[Collected data entries]
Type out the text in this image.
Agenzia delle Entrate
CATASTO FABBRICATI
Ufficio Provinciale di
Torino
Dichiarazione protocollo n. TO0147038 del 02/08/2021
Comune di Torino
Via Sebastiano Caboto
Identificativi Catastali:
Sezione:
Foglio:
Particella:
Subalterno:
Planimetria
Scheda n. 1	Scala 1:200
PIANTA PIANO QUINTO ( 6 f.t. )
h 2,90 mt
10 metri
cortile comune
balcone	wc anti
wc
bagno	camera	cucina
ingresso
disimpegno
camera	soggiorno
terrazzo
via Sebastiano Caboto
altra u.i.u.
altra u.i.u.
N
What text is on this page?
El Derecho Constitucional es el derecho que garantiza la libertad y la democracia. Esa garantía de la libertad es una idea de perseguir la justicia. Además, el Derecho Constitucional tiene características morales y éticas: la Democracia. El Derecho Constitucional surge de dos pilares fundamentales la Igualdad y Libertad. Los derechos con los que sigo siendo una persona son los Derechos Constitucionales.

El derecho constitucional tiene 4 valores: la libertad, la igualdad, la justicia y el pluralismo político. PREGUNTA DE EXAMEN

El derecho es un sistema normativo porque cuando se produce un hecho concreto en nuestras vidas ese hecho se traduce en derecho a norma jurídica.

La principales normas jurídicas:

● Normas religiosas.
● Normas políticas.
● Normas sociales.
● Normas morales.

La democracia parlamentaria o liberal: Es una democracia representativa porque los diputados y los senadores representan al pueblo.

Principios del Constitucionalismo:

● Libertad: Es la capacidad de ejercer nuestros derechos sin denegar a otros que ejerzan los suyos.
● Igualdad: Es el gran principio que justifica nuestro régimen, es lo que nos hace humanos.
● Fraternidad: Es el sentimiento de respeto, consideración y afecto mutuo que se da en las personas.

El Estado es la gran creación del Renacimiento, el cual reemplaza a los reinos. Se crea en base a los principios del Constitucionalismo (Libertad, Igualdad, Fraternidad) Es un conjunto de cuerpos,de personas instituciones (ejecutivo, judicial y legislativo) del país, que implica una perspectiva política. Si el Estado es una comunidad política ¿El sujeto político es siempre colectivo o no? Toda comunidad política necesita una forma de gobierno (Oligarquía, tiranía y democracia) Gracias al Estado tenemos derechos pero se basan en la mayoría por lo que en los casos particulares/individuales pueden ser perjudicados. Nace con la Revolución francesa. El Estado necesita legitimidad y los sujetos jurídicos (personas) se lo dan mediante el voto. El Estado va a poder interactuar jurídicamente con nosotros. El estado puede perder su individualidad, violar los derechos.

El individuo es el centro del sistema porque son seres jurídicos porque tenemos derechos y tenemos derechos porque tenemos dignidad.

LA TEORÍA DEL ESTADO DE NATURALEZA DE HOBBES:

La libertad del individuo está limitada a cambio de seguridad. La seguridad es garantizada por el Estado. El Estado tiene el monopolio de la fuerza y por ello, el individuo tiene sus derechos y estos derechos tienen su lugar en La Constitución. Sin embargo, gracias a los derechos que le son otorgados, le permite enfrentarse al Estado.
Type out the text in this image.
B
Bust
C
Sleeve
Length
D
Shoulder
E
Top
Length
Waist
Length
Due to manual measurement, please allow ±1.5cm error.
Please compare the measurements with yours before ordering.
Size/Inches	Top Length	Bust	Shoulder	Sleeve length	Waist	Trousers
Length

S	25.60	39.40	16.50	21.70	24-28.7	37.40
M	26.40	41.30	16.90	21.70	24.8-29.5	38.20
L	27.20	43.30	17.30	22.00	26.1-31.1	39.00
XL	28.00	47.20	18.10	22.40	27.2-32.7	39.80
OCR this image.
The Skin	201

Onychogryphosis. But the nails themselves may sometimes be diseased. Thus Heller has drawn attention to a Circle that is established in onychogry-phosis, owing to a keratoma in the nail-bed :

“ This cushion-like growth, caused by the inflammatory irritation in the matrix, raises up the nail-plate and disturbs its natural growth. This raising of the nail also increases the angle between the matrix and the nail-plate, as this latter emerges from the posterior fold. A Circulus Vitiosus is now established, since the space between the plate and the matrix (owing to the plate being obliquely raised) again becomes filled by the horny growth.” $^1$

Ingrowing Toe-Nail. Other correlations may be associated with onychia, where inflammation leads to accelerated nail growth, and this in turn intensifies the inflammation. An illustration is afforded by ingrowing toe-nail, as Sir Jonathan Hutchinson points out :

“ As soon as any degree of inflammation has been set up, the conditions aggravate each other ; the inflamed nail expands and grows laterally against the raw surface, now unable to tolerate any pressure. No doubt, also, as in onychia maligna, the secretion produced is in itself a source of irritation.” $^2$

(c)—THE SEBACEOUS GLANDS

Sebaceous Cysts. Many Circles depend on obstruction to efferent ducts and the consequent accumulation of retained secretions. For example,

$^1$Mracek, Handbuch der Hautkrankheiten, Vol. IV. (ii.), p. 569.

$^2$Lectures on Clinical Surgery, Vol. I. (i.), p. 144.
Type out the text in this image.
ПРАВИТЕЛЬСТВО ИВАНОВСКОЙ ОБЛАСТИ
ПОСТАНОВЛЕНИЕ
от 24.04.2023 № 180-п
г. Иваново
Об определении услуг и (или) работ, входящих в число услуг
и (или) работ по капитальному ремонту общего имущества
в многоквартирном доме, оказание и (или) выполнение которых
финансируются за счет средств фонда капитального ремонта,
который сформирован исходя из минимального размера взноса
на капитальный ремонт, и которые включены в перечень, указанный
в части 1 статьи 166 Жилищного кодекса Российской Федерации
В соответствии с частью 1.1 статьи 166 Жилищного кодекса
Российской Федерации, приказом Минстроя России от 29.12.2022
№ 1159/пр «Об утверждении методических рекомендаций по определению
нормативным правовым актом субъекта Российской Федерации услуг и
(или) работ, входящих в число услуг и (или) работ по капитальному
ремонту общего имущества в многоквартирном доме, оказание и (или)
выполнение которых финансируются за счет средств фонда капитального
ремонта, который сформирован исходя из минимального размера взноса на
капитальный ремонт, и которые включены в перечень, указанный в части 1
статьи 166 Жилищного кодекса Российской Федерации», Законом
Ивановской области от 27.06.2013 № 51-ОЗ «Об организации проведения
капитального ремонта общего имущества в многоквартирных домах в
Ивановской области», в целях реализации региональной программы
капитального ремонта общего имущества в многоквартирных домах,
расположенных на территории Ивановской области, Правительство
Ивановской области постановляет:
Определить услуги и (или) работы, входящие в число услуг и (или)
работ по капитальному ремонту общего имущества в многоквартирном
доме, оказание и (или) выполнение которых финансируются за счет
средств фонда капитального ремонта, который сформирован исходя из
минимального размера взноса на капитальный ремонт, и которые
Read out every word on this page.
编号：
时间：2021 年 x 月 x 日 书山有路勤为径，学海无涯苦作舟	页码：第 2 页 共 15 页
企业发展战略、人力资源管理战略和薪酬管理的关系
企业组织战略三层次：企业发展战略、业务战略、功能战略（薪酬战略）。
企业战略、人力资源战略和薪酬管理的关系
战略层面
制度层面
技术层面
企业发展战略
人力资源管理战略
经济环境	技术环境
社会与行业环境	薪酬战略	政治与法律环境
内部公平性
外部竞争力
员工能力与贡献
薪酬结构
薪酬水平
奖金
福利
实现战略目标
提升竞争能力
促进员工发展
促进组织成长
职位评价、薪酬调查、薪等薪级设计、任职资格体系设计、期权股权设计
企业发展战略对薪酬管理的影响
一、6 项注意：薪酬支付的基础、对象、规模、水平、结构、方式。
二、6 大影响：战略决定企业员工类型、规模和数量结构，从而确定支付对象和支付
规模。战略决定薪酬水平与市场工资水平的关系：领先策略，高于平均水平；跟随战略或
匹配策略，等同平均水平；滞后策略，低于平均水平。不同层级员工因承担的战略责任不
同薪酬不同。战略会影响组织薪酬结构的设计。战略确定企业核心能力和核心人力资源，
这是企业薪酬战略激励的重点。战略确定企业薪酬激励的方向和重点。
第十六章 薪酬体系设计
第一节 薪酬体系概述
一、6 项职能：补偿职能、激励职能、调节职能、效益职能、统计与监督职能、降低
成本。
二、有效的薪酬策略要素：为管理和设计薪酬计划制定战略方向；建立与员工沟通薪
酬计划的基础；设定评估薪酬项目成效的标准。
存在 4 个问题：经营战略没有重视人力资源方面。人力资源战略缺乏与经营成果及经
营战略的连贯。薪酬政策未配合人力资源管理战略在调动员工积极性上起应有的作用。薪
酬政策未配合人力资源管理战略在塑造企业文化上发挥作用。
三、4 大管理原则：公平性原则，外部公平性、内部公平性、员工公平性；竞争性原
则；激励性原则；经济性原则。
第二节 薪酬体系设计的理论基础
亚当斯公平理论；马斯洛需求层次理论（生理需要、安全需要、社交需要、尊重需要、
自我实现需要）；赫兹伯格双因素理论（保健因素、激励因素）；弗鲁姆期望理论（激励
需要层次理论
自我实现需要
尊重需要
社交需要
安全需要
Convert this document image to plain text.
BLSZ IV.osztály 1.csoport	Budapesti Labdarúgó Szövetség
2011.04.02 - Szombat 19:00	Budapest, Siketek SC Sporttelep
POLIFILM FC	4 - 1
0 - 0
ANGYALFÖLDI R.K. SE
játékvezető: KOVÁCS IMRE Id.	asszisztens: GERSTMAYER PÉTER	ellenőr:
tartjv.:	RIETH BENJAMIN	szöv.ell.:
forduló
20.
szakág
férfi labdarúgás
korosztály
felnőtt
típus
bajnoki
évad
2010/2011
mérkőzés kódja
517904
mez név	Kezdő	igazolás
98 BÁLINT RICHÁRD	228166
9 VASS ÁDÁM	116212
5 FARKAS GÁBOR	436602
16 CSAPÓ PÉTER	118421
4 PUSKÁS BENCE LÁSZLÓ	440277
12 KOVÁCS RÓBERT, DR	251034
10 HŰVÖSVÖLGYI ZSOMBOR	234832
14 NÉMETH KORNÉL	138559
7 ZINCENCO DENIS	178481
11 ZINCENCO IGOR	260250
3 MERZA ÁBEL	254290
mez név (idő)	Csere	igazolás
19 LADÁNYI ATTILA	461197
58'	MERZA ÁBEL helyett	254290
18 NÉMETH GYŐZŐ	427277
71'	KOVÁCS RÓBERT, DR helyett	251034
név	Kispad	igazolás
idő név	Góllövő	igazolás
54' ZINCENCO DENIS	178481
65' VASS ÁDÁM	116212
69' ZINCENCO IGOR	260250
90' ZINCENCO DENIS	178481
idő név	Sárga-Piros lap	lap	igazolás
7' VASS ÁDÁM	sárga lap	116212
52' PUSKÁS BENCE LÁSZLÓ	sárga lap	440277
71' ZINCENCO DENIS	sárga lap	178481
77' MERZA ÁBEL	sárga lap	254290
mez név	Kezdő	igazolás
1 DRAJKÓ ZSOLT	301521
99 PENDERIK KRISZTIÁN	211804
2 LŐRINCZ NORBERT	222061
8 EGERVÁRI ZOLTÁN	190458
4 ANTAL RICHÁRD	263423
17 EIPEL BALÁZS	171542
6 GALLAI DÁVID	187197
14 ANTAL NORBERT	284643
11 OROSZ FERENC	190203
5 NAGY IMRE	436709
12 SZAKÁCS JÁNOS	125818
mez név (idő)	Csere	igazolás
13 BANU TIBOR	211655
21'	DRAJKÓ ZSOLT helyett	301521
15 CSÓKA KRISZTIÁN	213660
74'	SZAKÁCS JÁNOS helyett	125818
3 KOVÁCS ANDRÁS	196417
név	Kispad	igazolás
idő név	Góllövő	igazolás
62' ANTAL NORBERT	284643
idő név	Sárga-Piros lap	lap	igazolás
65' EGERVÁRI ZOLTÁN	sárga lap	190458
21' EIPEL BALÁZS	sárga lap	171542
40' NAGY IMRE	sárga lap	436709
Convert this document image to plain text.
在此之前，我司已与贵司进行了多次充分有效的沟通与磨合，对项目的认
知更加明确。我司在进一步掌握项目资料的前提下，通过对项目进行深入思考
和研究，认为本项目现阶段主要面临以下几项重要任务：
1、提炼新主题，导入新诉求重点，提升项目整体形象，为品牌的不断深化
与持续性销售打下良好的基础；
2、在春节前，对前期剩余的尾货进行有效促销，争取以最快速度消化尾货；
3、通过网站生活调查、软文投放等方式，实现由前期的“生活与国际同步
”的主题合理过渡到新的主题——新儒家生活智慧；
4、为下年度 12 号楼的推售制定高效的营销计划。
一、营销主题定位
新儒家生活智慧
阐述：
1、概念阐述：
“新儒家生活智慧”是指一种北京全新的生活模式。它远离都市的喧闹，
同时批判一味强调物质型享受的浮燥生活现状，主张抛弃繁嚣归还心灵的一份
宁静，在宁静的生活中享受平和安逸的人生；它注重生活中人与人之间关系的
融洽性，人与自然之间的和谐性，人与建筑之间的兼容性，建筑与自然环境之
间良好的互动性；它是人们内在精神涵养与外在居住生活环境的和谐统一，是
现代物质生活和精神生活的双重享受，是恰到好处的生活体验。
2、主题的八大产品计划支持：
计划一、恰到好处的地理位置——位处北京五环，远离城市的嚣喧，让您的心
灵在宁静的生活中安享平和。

■ **Written instruction**
Look through the entries above; copy each line where the string "Жилищного" appears.

■ **Completed task**
в части 1 статьи 166 Жилищного кодекса Российской Федерации
В соответствии с частью 1.1 статьи 166 Жилищного кодекса
статьи 166 Жилищного кодекса Российской Федерации», Законом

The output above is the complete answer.